[Objective]
Reproduce every line of the records below without changes, leaving the pictures out.

[Extracted information]
>> START

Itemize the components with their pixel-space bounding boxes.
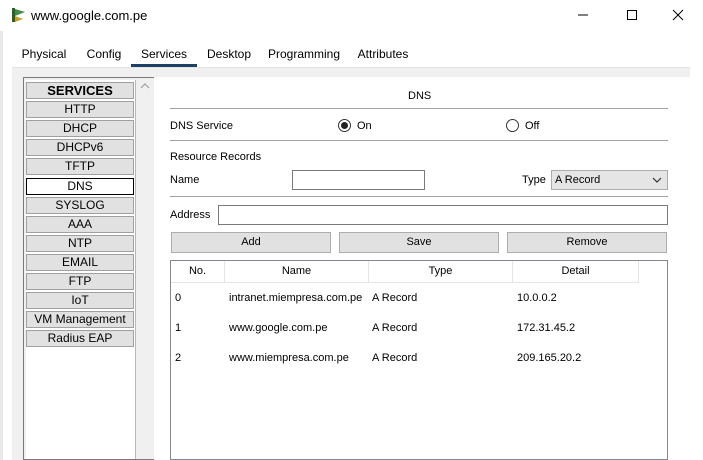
cell-no: 0 xyxy=(175,292,182,304)
cell-type: A Record xyxy=(372,352,418,364)
column-header-no[interactable]: No. xyxy=(171,261,225,283)
name-input[interactable] xyxy=(292,170,425,190)
app-icon xyxy=(12,8,25,22)
service-item-radius-eap[interactable]: Radius EAP xyxy=(26,330,134,347)
service-item-tftp[interactable]: TFTP xyxy=(26,158,134,175)
tab-programming[interactable]: Programming xyxy=(267,42,341,67)
cell-type: A Record xyxy=(372,292,418,304)
tab-config[interactable]: Config xyxy=(84,42,124,67)
resource-records-label: Resource Records xyxy=(170,151,262,163)
tab-label: Physical xyxy=(21,47,67,61)
maximize-icon xyxy=(627,10,637,20)
cell-name: www.miempresa.com.pe xyxy=(229,352,349,364)
tab-label: Attributes xyxy=(357,47,409,61)
cell-type: A Record xyxy=(372,322,418,334)
name-label: Name xyxy=(170,174,200,186)
column-header-detail[interactable]: Detail xyxy=(513,261,639,283)
service-item-aaa[interactable]: AAA xyxy=(26,216,134,233)
cell-no: 1 xyxy=(175,322,182,334)
window-title: www.google.com.pe xyxy=(31,8,148,23)
dns-off-radio[interactable] xyxy=(506,119,519,132)
tab-label: Desktop xyxy=(206,47,252,61)
dns-on-label: On xyxy=(357,120,372,132)
tab-label: Programming xyxy=(267,47,341,61)
service-item-iot[interactable]: IoT xyxy=(26,292,134,309)
services-scrollbar[interactable] xyxy=(136,78,154,459)
minimize-button[interactable] xyxy=(568,3,598,27)
divider xyxy=(170,140,668,141)
remove-button[interactable]: Remove xyxy=(507,232,667,253)
dns-service-label: DNS Service xyxy=(170,120,233,132)
service-item-vm-management[interactable]: VM Management xyxy=(26,311,134,328)
cell-no: 2 xyxy=(175,352,182,364)
dns-records-table: No. Name Type Detail 0 intranet.miempres… xyxy=(170,260,668,460)
column-header-name[interactable]: Name xyxy=(225,261,369,283)
column-header-type[interactable]: Type xyxy=(369,261,513,283)
tab-attributes[interactable]: Attributes xyxy=(353,42,413,67)
minimize-icon xyxy=(578,14,588,16)
chevron-down-icon xyxy=(652,177,662,183)
cell-detail: 10.0.0.2 xyxy=(517,292,557,304)
dns-title: DNS xyxy=(408,90,432,102)
tab-desktop[interactable]: Desktop xyxy=(203,42,255,67)
close-button[interactable] xyxy=(663,3,693,27)
service-item-ntp[interactable]: NTP xyxy=(26,235,134,252)
service-item-dhcpv6[interactable]: DHCPv6 xyxy=(26,139,134,156)
cell-name: www.google.com.pe xyxy=(229,322,328,334)
address-label: Address xyxy=(170,209,211,221)
service-item-syslog[interactable]: SYSLOG xyxy=(26,197,134,214)
service-item-dns[interactable]: DNS xyxy=(26,178,134,195)
type-select[interactable]: A Record xyxy=(551,170,668,190)
tab-physical[interactable]: Physical xyxy=(12,42,76,67)
tab-label: Services xyxy=(140,47,187,61)
services-list: SERVICES HTTP DHCP DHCPv6 TFTP DNS SYSLO… xyxy=(26,80,136,459)
window-edge xyxy=(0,31,3,460)
service-item-ftp[interactable]: FTP xyxy=(26,273,134,290)
save-button[interactable]: Save xyxy=(339,232,499,253)
cell-detail: 209.165.20.2 xyxy=(517,352,582,364)
add-button[interactable]: Add xyxy=(171,232,331,253)
divider xyxy=(170,196,668,197)
type-select-value: A Record xyxy=(555,174,601,186)
address-input[interactable] xyxy=(218,205,668,225)
services-panel: SERVICES HTTP DHCP DHCPv6 TFTP DNS SYSLO… xyxy=(23,77,154,460)
cell-detail: 172.31.45.2 xyxy=(517,322,576,334)
dns-off-label: Off xyxy=(525,120,540,132)
services-header: SERVICES xyxy=(26,82,134,99)
service-item-email[interactable]: EMAIL xyxy=(26,254,134,271)
scroll-up-icon[interactable] xyxy=(140,82,150,90)
dns-panel: DNS DNS Service On Off Resource Records … xyxy=(154,77,690,460)
service-item-http[interactable]: HTTP xyxy=(26,101,134,118)
title-bar: www.google.com.pe xyxy=(0,0,703,31)
maximize-button[interactable] xyxy=(617,3,647,27)
close-icon xyxy=(672,9,684,21)
dns-on-radio[interactable] xyxy=(338,119,351,132)
service-item-dhcp[interactable]: DHCP xyxy=(26,120,134,137)
tab-label: Config xyxy=(86,47,122,61)
tab-services[interactable]: Services xyxy=(131,42,197,67)
cell-name: intranet.miempresa.com.pe xyxy=(229,292,363,304)
radio-dot xyxy=(341,122,348,129)
type-label: Type xyxy=(522,174,546,186)
divider xyxy=(170,108,668,109)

>> END

[Problem solution]
Itemize the components with their pixel-space bounding boxes.
cell-no: 0 xyxy=(175,292,182,304)
cell-type: A Record xyxy=(372,352,418,364)
column-header-no[interactable]: No. xyxy=(171,261,225,283)
name-input[interactable] xyxy=(292,170,425,190)
app-icon xyxy=(12,8,25,22)
service-item-radius-eap[interactable]: Radius EAP xyxy=(26,330,134,347)
service-item-tftp[interactable]: TFTP xyxy=(26,158,134,175)
tab-programming[interactable]: Programming xyxy=(267,42,341,67)
cell-type: A Record xyxy=(372,292,418,304)
tab-config[interactable]: Config xyxy=(84,42,124,67)
resource-records-label: Resource Records xyxy=(170,151,262,163)
tab-label: Physical xyxy=(21,47,67,61)
maximize-icon xyxy=(627,10,637,20)
cell-name: www.miempresa.com.pe xyxy=(229,352,349,364)
tab-label: Attributes xyxy=(357,47,409,61)
cell-type: A Record xyxy=(372,322,418,334)
name-label: Name xyxy=(170,174,200,186)
column-header-detail[interactable]: Detail xyxy=(513,261,639,283)
service-item-aaa[interactable]: AAA xyxy=(26,216,134,233)
cell-no: 1 xyxy=(175,322,182,334)
window-title: www.google.com.pe xyxy=(31,8,148,23)
dns-off-radio[interactable] xyxy=(506,119,519,132)
tab-label: Desktop xyxy=(206,47,252,61)
dns-on-label: On xyxy=(357,120,372,132)
tab-label: Programming xyxy=(267,47,341,61)
service-item-iot[interactable]: IoT xyxy=(26,292,134,309)
services-scrollbar[interactable] xyxy=(136,78,154,459)
minimize-button[interactable] xyxy=(568,3,598,27)
divider xyxy=(170,140,668,141)
remove-button[interactable]: Remove xyxy=(507,232,667,253)
dns-service-label: DNS Service xyxy=(170,120,233,132)
service-item-vm-management[interactable]: VM Management xyxy=(26,311,134,328)
cell-no: 2 xyxy=(175,352,182,364)
dns-records-table: No. Name Type Detail 0 intranet.miempres… xyxy=(170,260,668,460)
column-header-name[interactable]: Name xyxy=(225,261,369,283)
column-header-type[interactable]: Type xyxy=(369,261,513,283)
tab-attributes[interactable]: Attributes xyxy=(353,42,413,67)
minimize-icon xyxy=(578,14,588,16)
chevron-down-icon xyxy=(652,177,662,183)
cell-detail: 10.0.0.2 xyxy=(517,292,557,304)
dns-title: DNS xyxy=(408,90,432,102)
tab-desktop[interactable]: Desktop xyxy=(203,42,255,67)
close-button[interactable] xyxy=(663,3,693,27)
service-item-ntp[interactable]: NTP xyxy=(26,235,134,252)
service-item-dhcpv6[interactable]: DHCPv6 xyxy=(26,139,134,156)
cell-name: www.google.com.pe xyxy=(229,322,328,334)
address-label: Address xyxy=(170,209,211,221)
service-item-syslog[interactable]: SYSLOG xyxy=(26,197,134,214)
service-item-dns[interactable]: DNS xyxy=(26,178,134,195)
type-select[interactable]: A Record xyxy=(551,170,668,190)
tab-physical[interactable]: Physical xyxy=(12,42,76,67)
tab-label: Services xyxy=(140,47,187,61)
services-list: SERVICES HTTP DHCP DHCPv6 TFTP DNS SYSLO… xyxy=(26,80,136,459)
window-edge xyxy=(0,31,3,460)
service-item-ftp[interactable]: FTP xyxy=(26,273,134,290)
save-button[interactable]: Save xyxy=(339,232,499,253)
cell-detail: 209.165.20.2 xyxy=(517,352,582,364)
add-button[interactable]: Add xyxy=(171,232,331,253)
divider xyxy=(170,196,668,197)
type-select-value: A Record xyxy=(555,174,601,186)
address-input[interactable] xyxy=(218,205,668,225)
services-panel: SERVICES HTTP DHCP DHCPv6 TFTP DNS SYSLO… xyxy=(23,77,154,460)
cell-detail: 172.31.45.2 xyxy=(517,322,576,334)
dns-off-label: Off xyxy=(525,120,540,132)
services-header: SERVICES xyxy=(26,82,134,99)
service-item-email[interactable]: EMAIL xyxy=(26,254,134,271)
scroll-up-icon[interactable] xyxy=(140,82,150,90)
dns-panel: DNS DNS Service On Off Resource Records … xyxy=(154,77,690,460)
service-item-http[interactable]: HTTP xyxy=(26,101,134,118)
title-bar: www.google.com.pe xyxy=(0,0,703,31)
maximize-button[interactable] xyxy=(617,3,647,27)
close-icon xyxy=(672,9,684,21)
dns-on-radio[interactable] xyxy=(338,119,351,132)
service-item-dhcp[interactable]: DHCP xyxy=(26,120,134,137)
tab-label: Config xyxy=(86,47,122,61)
tab-services[interactable]: Services xyxy=(131,42,197,67)
cell-name: intranet.miempresa.com.pe xyxy=(229,292,363,304)
radio-dot xyxy=(341,122,348,129)
type-label: Type xyxy=(522,174,546,186)
divider xyxy=(170,108,668,109)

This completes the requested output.